▼
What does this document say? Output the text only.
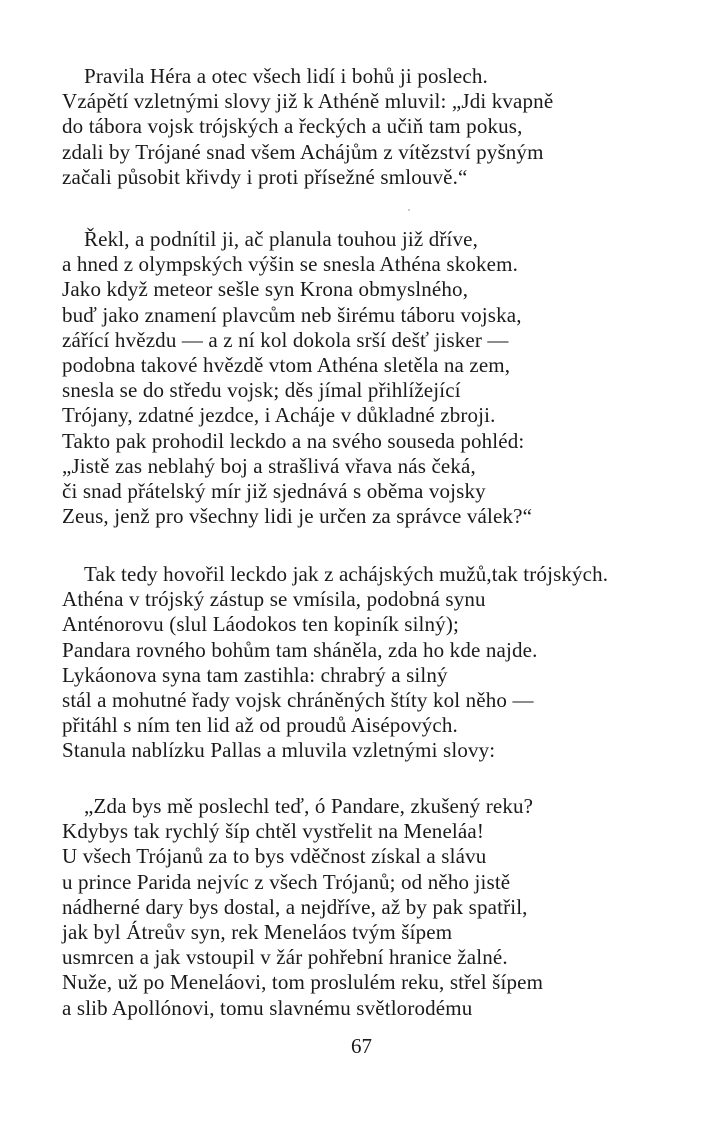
Pravila Héra a otec všech lidí i bohů ji poslech.
Vzápětí vzletnými slovy již k Athéně mluvil: „Jdi kvapně
do tábora vojsk trójských a řeckých a učiň tam pokus,
zdali by Trójané snad všem Achájům z vítězství pyšným
začali působit křivdy i proti přísežné smlouvě.“
Řekl, a podnítil ji, ač planula touhou již dříve,
a hned z olympských výšin se snesla Athéna skokem.
Jako když meteor sešle syn Krona obmyslného,
buď jako znamení plavcům neb širému táboru vojska,
zářící hvězdu — a z ní kol dokola srší dešť jisker —
podobna takové hvězdě vtom Athéna sletěla na zem,
snesla se do středu vojsk; děs jímal přihlížející
Trójany, zdatné jezdce, i Acháje v důkladné zbroji.
Takto pak prohodil leckdo a na svého souseda pohléd:
„Jistě zas neblahý boj a strašlivá vřava nás čeká,
či snad přátelský mír již sjednává s oběma vojsky
Zeus, jenž pro všechny lidi je určen za správce válek?“
Tak tedy hovořil leckdo jak z achájských mužů,tak trójských.
Athéna v trójský zástup se vmísila, podobná synu
Anténorovu (slul Láodokos ten kopiník silný);
Pandara rovného bohům tam sháněla, zda ho kde najde.
Lykáonova syna tam zastihla: chrabrý a silný
stál a mohutné řady vojsk chráněných štíty kol něho —
přitáhl s ním ten lid až od proudů Aisépových.
Stanula nablízku Pallas a mluvila vzletnými slovy:
„Zda bys mě poslechl teď, ó Pandare, zkušený reku?
Kdybys tak rychlý šíp chtěl vystřelit na Meneláa!
U všech Trójanů za to bys vděčnost získal a slávu
u prince Parida nejvíc z všech Trójanů; od něho jistě
nádherné dary bys dostal, a nejdříve, až by pak spatřil,
jak byl Átreův syn, rek Meneláos tvým šípem
usmrcen a jak vstoupil v žár pohřební hranice žalné.
Nuže, už po Meneláovi, tom proslulém reku, střel šípem
a slib Apollónovi, tomu slavnému světlorodému
67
▲
- _WHAT TO PRODUCE_: Print the records above exactly as they stand, but leave out the pictures.

- _ANSWER FOR THE TASK_:
What does this document say? Output the text only.
Pravila Héra a otec všech lidí i bohů ji poslech.
Vzápětí vzletnými slovy již k Athéně mluvil: „Jdi kvapně
do tábora vojsk trójských a řeckých a učiň tam pokus,
zdali by Trójané snad všem Achájům z vítězství pyšným
začali působit křivdy i proti přísežné smlouvě.“
Řekl, a podnítil ji, ač planula touhou již dříve,
a hned z olympských výšin se snesla Athéna skokem.
Jako když meteor sešle syn Krona obmyslného,
buď jako znamení plavcům neb širému táboru vojska,
zářící hvězdu — a z ní kol dokola srší dešť jisker —
podobna takové hvězdě vtom Athéna sletěla na zem,
snesla se do středu vojsk; děs jímal přihlížející
Trójany, zdatné jezdce, i Acháje v důkladné zbroji.
Takto pak prohodil leckdo a na svého souseda pohléd:
„Jistě zas neblahý boj a strašlivá vřava nás čeká,
či snad přátelský mír již sjednává s oběma vojsky
Zeus, jenž pro všechny lidi je určen za správce válek?“
Tak tedy hovořil leckdo jak z achájských mužů,tak trójských.
Athéna v trójský zástup se vmísila, podobná synu
Anténorovu (slul Láodokos ten kopiník silný);
Pandara rovného bohům tam sháněla, zda ho kde najde.
Lykáonova syna tam zastihla: chrabrý a silný
stál a mohutné řady vojsk chráněných štíty kol něho —
přitáhl s ním ten lid až od proudů Aisépových.
Stanula nablízku Pallas a mluvila vzletnými slovy:
„Zda bys mě poslechl teď, ó Pandare, zkušený reku?
Kdybys tak rychlý šíp chtěl vystřelit na Meneláa!
U všech Trójanů za to bys vděčnost získal a slávu
u prince Parida nejvíc z všech Trójanů; od něho jistě
nádherné dary bys dostal, a nejdříve, až by pak spatřil,
jak byl Átreův syn, rek Meneláos tvým šípem
usmrcen a jak vstoupil v žár pohřební hranice žalné.
Nuže, už po Meneláovi, tom proslulém reku, střel šípem
a slib Apollónovi, tomu slavnému světlorodému
67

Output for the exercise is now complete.